Data records:
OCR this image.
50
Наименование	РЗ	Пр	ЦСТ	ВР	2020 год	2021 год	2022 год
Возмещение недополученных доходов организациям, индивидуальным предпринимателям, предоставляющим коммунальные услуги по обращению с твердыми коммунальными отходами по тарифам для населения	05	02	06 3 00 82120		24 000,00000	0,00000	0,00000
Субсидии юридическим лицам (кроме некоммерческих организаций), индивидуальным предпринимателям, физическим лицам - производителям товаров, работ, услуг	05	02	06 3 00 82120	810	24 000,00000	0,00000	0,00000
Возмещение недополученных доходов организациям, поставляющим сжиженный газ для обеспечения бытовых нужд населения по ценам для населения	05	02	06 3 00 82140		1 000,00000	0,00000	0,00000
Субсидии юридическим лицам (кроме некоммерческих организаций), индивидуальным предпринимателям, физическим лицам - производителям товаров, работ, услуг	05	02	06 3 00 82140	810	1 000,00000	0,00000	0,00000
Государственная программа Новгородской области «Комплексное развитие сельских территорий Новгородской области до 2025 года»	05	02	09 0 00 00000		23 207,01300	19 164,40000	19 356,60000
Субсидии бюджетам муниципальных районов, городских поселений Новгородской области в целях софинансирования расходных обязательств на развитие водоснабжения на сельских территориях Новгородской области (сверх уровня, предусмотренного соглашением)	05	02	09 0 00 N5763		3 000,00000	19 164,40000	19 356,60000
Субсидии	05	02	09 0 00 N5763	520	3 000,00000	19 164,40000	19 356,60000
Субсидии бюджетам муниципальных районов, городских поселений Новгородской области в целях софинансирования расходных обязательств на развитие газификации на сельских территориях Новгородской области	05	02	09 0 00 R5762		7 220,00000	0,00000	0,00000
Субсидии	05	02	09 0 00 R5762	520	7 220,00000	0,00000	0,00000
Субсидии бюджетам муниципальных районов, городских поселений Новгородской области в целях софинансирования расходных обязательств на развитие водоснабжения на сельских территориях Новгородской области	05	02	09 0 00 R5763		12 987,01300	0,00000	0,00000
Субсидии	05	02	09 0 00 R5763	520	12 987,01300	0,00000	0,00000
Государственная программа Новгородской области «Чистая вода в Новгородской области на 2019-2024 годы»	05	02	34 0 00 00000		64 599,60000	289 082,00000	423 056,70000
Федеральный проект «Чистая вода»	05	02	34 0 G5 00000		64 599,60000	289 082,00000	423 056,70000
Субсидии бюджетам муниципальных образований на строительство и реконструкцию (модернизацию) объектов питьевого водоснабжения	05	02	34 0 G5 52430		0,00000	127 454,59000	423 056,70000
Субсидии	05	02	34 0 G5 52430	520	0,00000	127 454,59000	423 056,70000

What the task requires:
Pick out the lines containing the string "вода" and show them.

Result below:
Государственная программа Новгородской области «Чистая вода в Новгородской области на 2019-2024 годы»	05	02	34 0 00 00000		64 599,60000	289 082,00000	423 056,70000
Федеральный проект «Чистая вода»	05	02	34 0 G5 00000		64 599,60000	289 082,00000	423 056,70000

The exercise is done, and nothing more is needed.